Aim: Every record must appear in your copy exactly as written, with no pictures.

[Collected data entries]
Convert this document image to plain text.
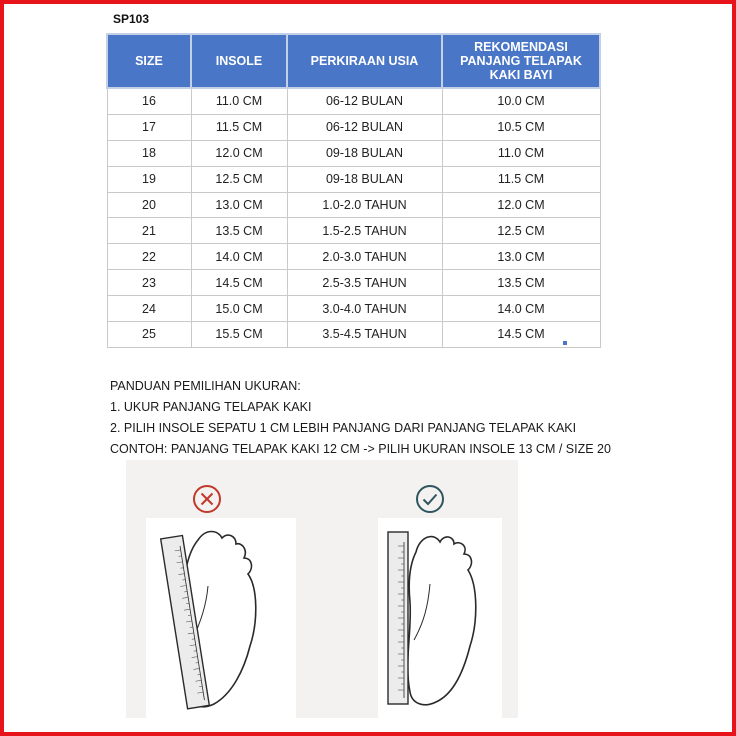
SP103
SIZE	INSOLE	PERKIRAAN USIA	REKOMENDASI PANJANG TELAPAK KAKI BAYI
16	11.0 CM	06-12 BULAN	10.0 CM
17	11.5 CM	06-12 BULAN	10.5 CM
18	12.0 CM	09-18 BULAN	11.0 CM
19	12.5 CM	09-18 BULAN	11.5 CM
20	13.0 CM	1.0-2.0 TAHUN	12.0 CM
21	13.5 CM	1.5-2.5 TAHUN	12.5 CM
22	14.0 CM	2.0-3.0 TAHUN	13.0 CM
23	14.5 CM	2.5-3.5 TAHUN	13.5 CM
24	15.0 CM	3.0-4.0 TAHUN	14.0 CM
25	15.5 CM	3.5-4.5 TAHUN	14.5 CM
PANDUAN PEMILIHAN UKURAN:
1. UKUR PANJANG TELAPAK KAKI
2. PILIH INSOLE SEPATU 1 CM LEBIH PANJANG DARI PANJANG TELAPAK KAKI
CONTOH: PANJANG TELAPAK KAKI 12 CM -> PILIH UKURAN INSOLE 13 CM / SIZE 20
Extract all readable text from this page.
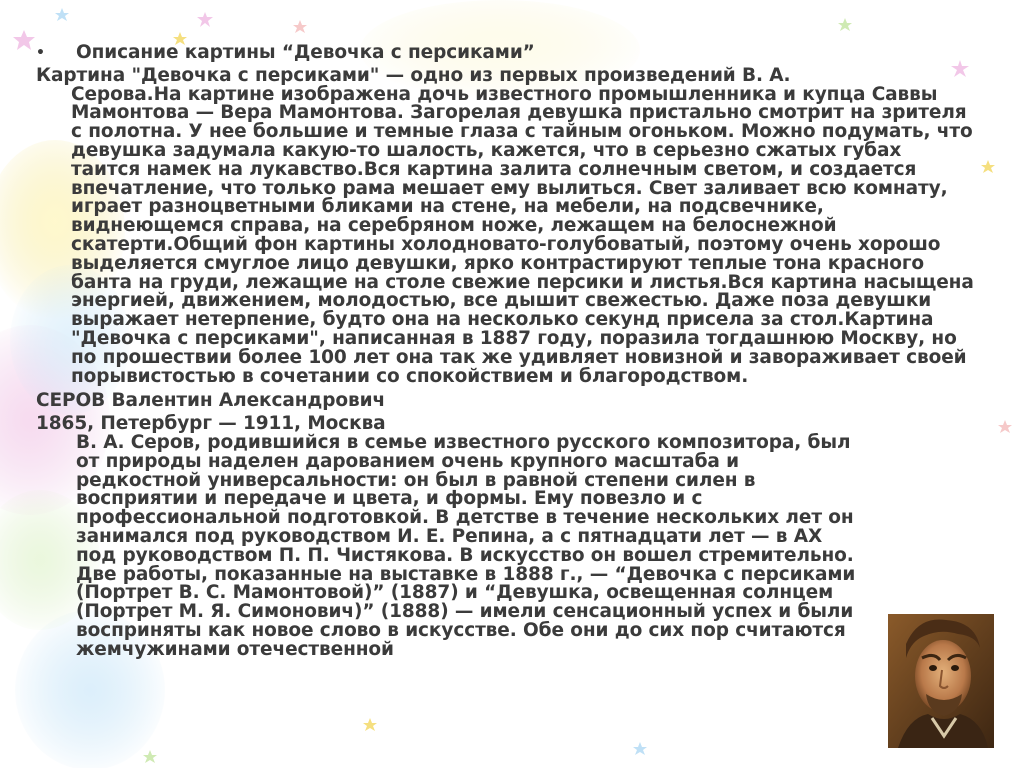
• Описание картины “Девочка с персиками”
Картина "Девочка с персиками" — одно из первых произведений В. А.
Серова.На картине изображена дочь известного промышленника и купца Саввы Мамонтова — Вера Мамонтова. Загорелая девушка пристально смотрит на зрителя с полотна. У нее большие и темные глаза с тайным огоньком. Можно подумать, что девушка задумала какую-то шалость, кажется, что в серьезно сжатых губах таится намек на лукавство.Вся картина залита солнечным светом, и создается впечатление, что только рама мешает ему вылиться. Свет заливает всю комнату, играет разноцветными бликами на стене, на мебели, на подсвечнике, виднеющемся справа, на серебряном ноже, лежащем на белоснежной скатерти.Общий фон картины холодновато-голубоватый, поэтому очень хорошо выделяется смуглое лицо девушки, ярко контрастируют теплые тона красного банта на груди, лежащие на столе свежие персики и листья.Вся картина насыщена энергией, движением, молодостью, все дышит свежестью. Даже поза девушки выражает нетерпение, будто она на несколько секунд присела за стол.Картина "Девочка с персиками", написанная в 1887 году, поразила тогдашнюю Москву, но по прошествии более 100 лет она так же удивляет новизной и завораживает своей порывистостью в сочетании со спокойствием и благородством.
СЕРОВ Валентин Александрович
1865, Петербург — 1911, Москва
В. А. Серов, родившийся в семье известного русского композитора, был от природы наделен дарованием очень крупного масштаба и редкостной универсальности: он был в равной степени силен в восприятии и передаче и цвета, и формы. Ему повезло и с профессиональной подготовкой. В детстве в течение нескольких лет он занимался под руководством И. Е. Репина, а с пятнадцати лет — в АХ под руководством П. П. Чистякова. В искусство он вошел стремительно. Две работы, показанные на выставке в 1888 г., — “Девочка с персиками (Портрет В. С. Мамонтовой)” (1887) и “Девушка, освещенная солнцем (Портрет М. Я. Симонович)” (1888) — имели сенсационный успех и были восприняты как новое слово в искусстве. Обе они до сих пор считаются жемчужинами отечественной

Exercise output:
Convert this document image to plain text.
SP103
SIZE	INSOLE	PERKIRAAN USIA	REKOMENDASI PANJANG TELAPAK KAKI BAYI
16	11.0 CM	06-12 BULAN	10.0 CM
17	11.5 CM	06-12 BULAN	10.5 CM
18	12.0 CM	09-18 BULAN	11.0 CM
19	12.5 CM	09-18 BULAN	11.5 CM
20	13.0 CM	1.0-2.0 TAHUN	12.0 CM
21	13.5 CM	1.5-2.5 TAHUN	12.5 CM
22	14.0 CM	2.0-3.0 TAHUN	13.0 CM
23	14.5 CM	2.5-3.5 TAHUN	13.5 CM
24	15.0 CM	3.0-4.0 TAHUN	14.0 CM
25	15.5 CM	3.5-4.5 TAHUN	14.5 CM
PANDUAN PEMILIHAN UKURAN:
1. UKUR PANJANG TELAPAK KAKI
2. PILIH INSOLE SEPATU 1 CM LEBIH PANJANG DARI PANJANG TELAPAK KAKI
CONTOH: PANJANG TELAPAK KAKI 12 CM -> PILIH UKURAN INSOLE 13 CM / SIZE 20
Extract all readable text from this page.
• Описание картины “Девочка с персиками”
Картина "Девочка с персиками" — одно из первых произведений В. А.
Серова.На картине изображена дочь известного промышленника и купца Саввы Мамонтова — Вера Мамонтова. Загорелая девушка пристально смотрит на зрителя с полотна. У нее большие и темные глаза с тайным огоньком. Можно подумать, что девушка задумала какую-то шалость, кажется, что в серьезно сжатых губах таится намек на лукавство.Вся картина залита солнечным светом, и создается впечатление, что только рама мешает ему вылиться. Свет заливает всю комнату, играет разноцветными бликами на стене, на мебели, на подсвечнике, виднеющемся справа, на серебряном ноже, лежащем на белоснежной скатерти.Общий фон картины холодновато-голубоватый, поэтому очень хорошо выделяется смуглое лицо девушки, ярко контрастируют теплые тона красного банта на груди, лежащие на столе свежие персики и листья.Вся картина насыщена энергией, движением, молодостью, все дышит свежестью. Даже поза девушки выражает нетерпение, будто она на несколько секунд присела за стол.Картина "Девочка с персиками", написанная в 1887 году, поразила тогдашнюю Москву, но по прошествии более 100 лет она так же удивляет новизной и завораживает своей порывистостью в сочетании со спокойствием и благородством.
СЕРОВ Валентин Александрович
1865, Петербург — 1911, Москва
В. А. Серов, родившийся в семье известного русского композитора, был от природы наделен дарованием очень крупного масштаба и редкостной универсальности: он был в равной степени силен в восприятии и передаче и цвета, и формы. Ему повезло и с профессиональной подготовкой. В детстве в течение нескольких лет он занимался под руководством И. Е. Репина, а с пятнадцати лет — в АХ под руководством П. П. Чистякова. В искусство он вошел стремительно. Две работы, показанные на выставке в 1888 г., — “Девочка с персиками (Портрет В. С. Мамонтовой)” (1887) и “Девушка, освещенная солнцем (Портрет М. Я. Симонович)” (1888) — имели сенсационный успех и были восприняты как новое слово в искусстве. Обе они до сих пор считаются жемчужинами отечественной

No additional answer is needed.